» **Dataset records**
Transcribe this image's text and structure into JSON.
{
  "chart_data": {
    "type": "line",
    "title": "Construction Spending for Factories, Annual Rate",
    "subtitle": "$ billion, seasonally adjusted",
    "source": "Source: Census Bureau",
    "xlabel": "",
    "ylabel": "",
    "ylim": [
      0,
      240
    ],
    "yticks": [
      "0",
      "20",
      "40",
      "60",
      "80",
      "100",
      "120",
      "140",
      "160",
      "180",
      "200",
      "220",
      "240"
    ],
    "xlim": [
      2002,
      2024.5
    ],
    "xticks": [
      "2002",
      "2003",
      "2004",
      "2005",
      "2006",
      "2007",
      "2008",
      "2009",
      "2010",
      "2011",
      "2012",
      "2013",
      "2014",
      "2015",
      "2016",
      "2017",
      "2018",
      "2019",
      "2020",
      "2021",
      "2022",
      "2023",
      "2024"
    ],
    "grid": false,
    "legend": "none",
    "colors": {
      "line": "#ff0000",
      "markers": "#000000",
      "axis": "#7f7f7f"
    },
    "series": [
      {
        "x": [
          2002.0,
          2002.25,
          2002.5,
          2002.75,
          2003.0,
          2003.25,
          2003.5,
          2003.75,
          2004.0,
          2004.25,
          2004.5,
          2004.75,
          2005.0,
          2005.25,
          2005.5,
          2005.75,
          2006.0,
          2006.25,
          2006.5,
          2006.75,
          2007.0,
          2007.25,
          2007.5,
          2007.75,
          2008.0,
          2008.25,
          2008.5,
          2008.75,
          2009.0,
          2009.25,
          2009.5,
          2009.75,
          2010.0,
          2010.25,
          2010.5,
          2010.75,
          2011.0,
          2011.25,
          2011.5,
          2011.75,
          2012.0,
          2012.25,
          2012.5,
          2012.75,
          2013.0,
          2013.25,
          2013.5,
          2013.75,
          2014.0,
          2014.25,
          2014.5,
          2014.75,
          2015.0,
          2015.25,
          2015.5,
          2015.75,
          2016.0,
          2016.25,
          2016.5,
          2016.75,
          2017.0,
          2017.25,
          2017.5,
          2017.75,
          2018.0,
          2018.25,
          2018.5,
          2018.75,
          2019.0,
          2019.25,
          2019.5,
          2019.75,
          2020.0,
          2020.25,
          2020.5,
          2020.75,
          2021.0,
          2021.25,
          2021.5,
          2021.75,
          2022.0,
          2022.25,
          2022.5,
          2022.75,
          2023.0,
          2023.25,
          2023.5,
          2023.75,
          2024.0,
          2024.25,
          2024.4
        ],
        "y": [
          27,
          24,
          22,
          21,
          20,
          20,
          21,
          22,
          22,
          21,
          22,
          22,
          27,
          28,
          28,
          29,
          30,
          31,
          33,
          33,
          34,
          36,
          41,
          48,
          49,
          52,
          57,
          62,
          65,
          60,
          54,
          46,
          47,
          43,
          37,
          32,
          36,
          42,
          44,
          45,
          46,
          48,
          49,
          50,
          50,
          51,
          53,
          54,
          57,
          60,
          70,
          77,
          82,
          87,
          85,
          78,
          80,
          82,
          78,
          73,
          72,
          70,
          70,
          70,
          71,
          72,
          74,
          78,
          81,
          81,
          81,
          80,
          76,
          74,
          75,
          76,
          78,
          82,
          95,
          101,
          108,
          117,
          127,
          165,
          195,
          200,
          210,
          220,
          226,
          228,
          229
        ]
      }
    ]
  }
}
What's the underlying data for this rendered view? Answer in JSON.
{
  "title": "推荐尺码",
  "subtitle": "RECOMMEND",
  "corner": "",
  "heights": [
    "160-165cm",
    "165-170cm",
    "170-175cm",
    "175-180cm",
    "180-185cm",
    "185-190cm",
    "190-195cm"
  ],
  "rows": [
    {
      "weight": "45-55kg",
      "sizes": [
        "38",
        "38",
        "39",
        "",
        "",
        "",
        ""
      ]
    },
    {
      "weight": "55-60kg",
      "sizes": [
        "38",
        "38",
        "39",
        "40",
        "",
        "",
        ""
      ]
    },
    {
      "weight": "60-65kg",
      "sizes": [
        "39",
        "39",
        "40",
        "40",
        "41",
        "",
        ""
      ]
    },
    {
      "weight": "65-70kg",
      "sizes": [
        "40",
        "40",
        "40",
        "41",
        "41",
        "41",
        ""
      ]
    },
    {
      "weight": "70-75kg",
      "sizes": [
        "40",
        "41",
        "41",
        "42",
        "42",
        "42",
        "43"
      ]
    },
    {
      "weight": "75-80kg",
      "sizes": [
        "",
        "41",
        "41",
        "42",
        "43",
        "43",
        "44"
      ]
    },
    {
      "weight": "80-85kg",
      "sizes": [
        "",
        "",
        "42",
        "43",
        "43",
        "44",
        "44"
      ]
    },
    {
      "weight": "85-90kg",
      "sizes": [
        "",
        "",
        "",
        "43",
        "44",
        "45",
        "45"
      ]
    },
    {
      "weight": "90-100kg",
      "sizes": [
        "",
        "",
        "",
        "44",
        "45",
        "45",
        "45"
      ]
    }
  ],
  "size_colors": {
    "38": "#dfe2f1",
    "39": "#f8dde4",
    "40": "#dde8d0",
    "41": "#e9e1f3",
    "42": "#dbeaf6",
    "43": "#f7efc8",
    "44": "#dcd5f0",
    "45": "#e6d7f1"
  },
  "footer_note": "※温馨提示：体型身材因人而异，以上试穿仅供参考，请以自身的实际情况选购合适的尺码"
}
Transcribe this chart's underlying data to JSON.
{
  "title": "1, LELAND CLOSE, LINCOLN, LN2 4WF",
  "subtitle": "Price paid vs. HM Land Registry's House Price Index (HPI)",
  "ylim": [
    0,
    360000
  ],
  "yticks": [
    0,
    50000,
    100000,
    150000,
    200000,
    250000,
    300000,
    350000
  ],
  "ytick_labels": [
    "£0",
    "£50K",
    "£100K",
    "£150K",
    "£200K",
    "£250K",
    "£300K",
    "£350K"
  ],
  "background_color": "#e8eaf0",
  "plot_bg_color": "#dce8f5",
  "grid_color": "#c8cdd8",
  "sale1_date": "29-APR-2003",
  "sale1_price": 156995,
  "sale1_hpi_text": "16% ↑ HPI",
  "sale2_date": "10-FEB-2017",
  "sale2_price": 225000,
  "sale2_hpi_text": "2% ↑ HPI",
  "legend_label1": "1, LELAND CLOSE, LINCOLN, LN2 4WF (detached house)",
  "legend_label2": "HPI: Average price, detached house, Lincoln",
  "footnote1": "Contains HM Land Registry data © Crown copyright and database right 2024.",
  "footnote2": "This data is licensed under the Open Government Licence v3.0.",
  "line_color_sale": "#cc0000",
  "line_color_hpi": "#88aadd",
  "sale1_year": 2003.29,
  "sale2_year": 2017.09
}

» **Task details**
Write out all of the records once more, exactly.

» **Exercise answer**
Transcribe this image's text and structure into JSON.
{
  "chart_data": {
    "type": "line",
    "title": "Construction Spending for Factories, Annual Rate",
    "subtitle": "$ billion, seasonally adjusted",
    "source": "Source: Census Bureau",
    "xlabel": "",
    "ylabel": "",
    "ylim": [
      0,
      240
    ],
    "yticks": [
      "0",
      "20",
      "40",
      "60",
      "80",
      "100",
      "120",
      "140",
      "160",
      "180",
      "200",
      "220",
      "240"
    ],
    "xlim": [
      2002,
      2024.5
    ],
    "xticks": [
      "2002",
      "2003",
      "2004",
      "2005",
      "2006",
      "2007",
      "2008",
      "2009",
      "2010",
      "2011",
      "2012",
      "2013",
      "2014",
      "2015",
      "2016",
      "2017",
      "2018",
      "2019",
      "2020",
      "2021",
      "2022",
      "2023",
      "2024"
    ],
    "grid": false,
    "legend": "none",
    "colors": {
      "line": "#ff0000",
      "markers": "#000000",
      "axis": "#7f7f7f"
    },
    "series": [
      {
        "x": [
          2002.0,
          2002.25,
          2002.5,
          2002.75,
          2003.0,
          2003.25,
          2003.5,
          2003.75,
          2004.0,
          2004.25,
          2004.5,
          2004.75,
          2005.0,
          2005.25,
          2005.5,
          2005.75,
          2006.0,
          2006.25,
          2006.5,
          2006.75,
          2007.0,
          2007.25,
          2007.5,
          2007.75,
          2008.0,
          2008.25,
          2008.5,
          2008.75,
          2009.0,
          2009.25,
          2009.5,
          2009.75,
          2010.0,
          2010.25,
          2010.5,
          2010.75,
          2011.0,
          2011.25,
          2011.5,
          2011.75,
          2012.0,
          2012.25,
          2012.5,
          2012.75,
          2013.0,
          2013.25,
          2013.5,
          2013.75,
          2014.0,
          2014.25,
          2014.5,
          2014.75,
          2015.0,
          2015.25,
          2015.5,
          2015.75,
          2016.0,
          2016.25,
          2016.5,
          2016.75,
          2017.0,
          2017.25,
          2017.5,
          2017.75,
          2018.0,
          2018.25,
          2018.5,
          2018.75,
          2019.0,
          2019.25,
          2019.5,
          2019.75,
          2020.0,
          2020.25,
          2020.5,
          2020.75,
          2021.0,
          2021.25,
          2021.5,
          2021.75,
          2022.0,
          2022.25,
          2022.5,
          2022.75,
          2023.0,
          2023.25,
          2023.5,
          2023.75,
          2024.0,
          2024.25,
          2024.4
        ],
        "y": [
          27,
          24,
          22,
          21,
          20,
          20,
          21,
          22,
          22,
          21,
          22,
          22,
          27,
          28,
          28,
          29,
          30,
          31,
          33,
          33,
          34,
          36,
          41,
          48,
          49,
          52,
          57,
          62,
          65,
          60,
          54,
          46,
          47,
          43,
          37,
          32,
          36,
          42,
          44,
          45,
          46,
          48,
          49,
          50,
          50,
          51,
          53,
          54,
          57,
          60,
          70,
          77,
          82,
          87,
          85,
          78,
          80,
          82,
          78,
          73,
          72,
          70,
          70,
          70,
          71,
          72,
          74,
          78,
          81,
          81,
          81,
          80,
          76,
          74,
          75,
          76,
          78,
          82,
          95,
          101,
          108,
          117,
          127,
          165,
          195,
          200,
          210,
          220,
          226,
          228,
          229
        ]
      }
    ]
  }
}
What's the underlying data for this rendered view? Answer in JSON.
{
  "title": "推荐尺码",
  "subtitle": "RECOMMEND",
  "corner": "",
  "heights": [
    "160-165cm",
    "165-170cm",
    "170-175cm",
    "175-180cm",
    "180-185cm",
    "185-190cm",
    "190-195cm"
  ],
  "rows": [
    {
      "weight": "45-55kg",
      "sizes": [
        "38",
        "38",
        "39",
        "",
        "",
        "",
        ""
      ]
    },
    {
      "weight": "55-60kg",
      "sizes": [
        "38",
        "38",
        "39",
        "40",
        "",
        "",
        ""
      ]
    },
    {
      "weight": "60-65kg",
      "sizes": [
        "39",
        "39",
        "40",
        "40",
        "41",
        "",
        ""
      ]
    },
    {
      "weight": "65-70kg",
      "sizes": [
        "40",
        "40",
        "40",
        "41",
        "41",
        "41",
        ""
      ]
    },
    {
      "weight": "70-75kg",
      "sizes": [
        "40",
        "41",
        "41",
        "42",
        "42",
        "42",
        "43"
      ]
    },
    {
      "weight": "75-80kg",
      "sizes": [
        "",
        "41",
        "41",
        "42",
        "43",
        "43",
        "44"
      ]
    },
    {
      "weight": "80-85kg",
      "sizes": [
        "",
        "",
        "42",
        "43",
        "43",
        "44",
        "44"
      ]
    },
    {
      "weight": "85-90kg",
      "sizes": [
        "",
        "",
        "",
        "43",
        "44",
        "45",
        "45"
      ]
    },
    {
      "weight": "90-100kg",
      "sizes": [
        "",
        "",
        "",
        "44",
        "45",
        "45",
        "45"
      ]
    }
  ],
  "size_colors": {
    "38": "#dfe2f1",
    "39": "#f8dde4",
    "40": "#dde8d0",
    "41": "#e9e1f3",
    "42": "#dbeaf6",
    "43": "#f7efc8",
    "44": "#dcd5f0",
    "45": "#e6d7f1"
  },
  "footer_note": "※温馨提示：体型身材因人而异，以上试穿仅供参考，请以自身的实际情况选购合适的尺码"
}
Transcribe this chart's underlying data to JSON.
{
  "title": "1, LELAND CLOSE, LINCOLN, LN2 4WF",
  "subtitle": "Price paid vs. HM Land Registry's House Price Index (HPI)",
  "ylim": [
    0,
    360000
  ],
  "yticks": [
    0,
    50000,
    100000,
    150000,
    200000,
    250000,
    300000,
    350000
  ],
  "ytick_labels": [
    "£0",
    "£50K",
    "£100K",
    "£150K",
    "£200K",
    "£250K",
    "£300K",
    "£350K"
  ],
  "background_color": "#e8eaf0",
  "plot_bg_color": "#dce8f5",
  "grid_color": "#c8cdd8",
  "sale1_date": "29-APR-2003",
  "sale1_price": 156995,
  "sale1_hpi_text": "16% ↑ HPI",
  "sale2_date": "10-FEB-2017",
  "sale2_price": 225000,
  "sale2_hpi_text": "2% ↑ HPI",
  "legend_label1": "1, LELAND CLOSE, LINCOLN, LN2 4WF (detached house)",
  "legend_label2": "HPI: Average price, detached house, Lincoln",
  "footnote1": "Contains HM Land Registry data © Crown copyright and database right 2024.",
  "footnote2": "This data is licensed under the Open Government Licence v3.0.",
  "line_color_sale": "#cc0000",
  "line_color_hpi": "#88aadd",
  "sale1_year": 2003.29,
  "sale2_year": 2017.09
}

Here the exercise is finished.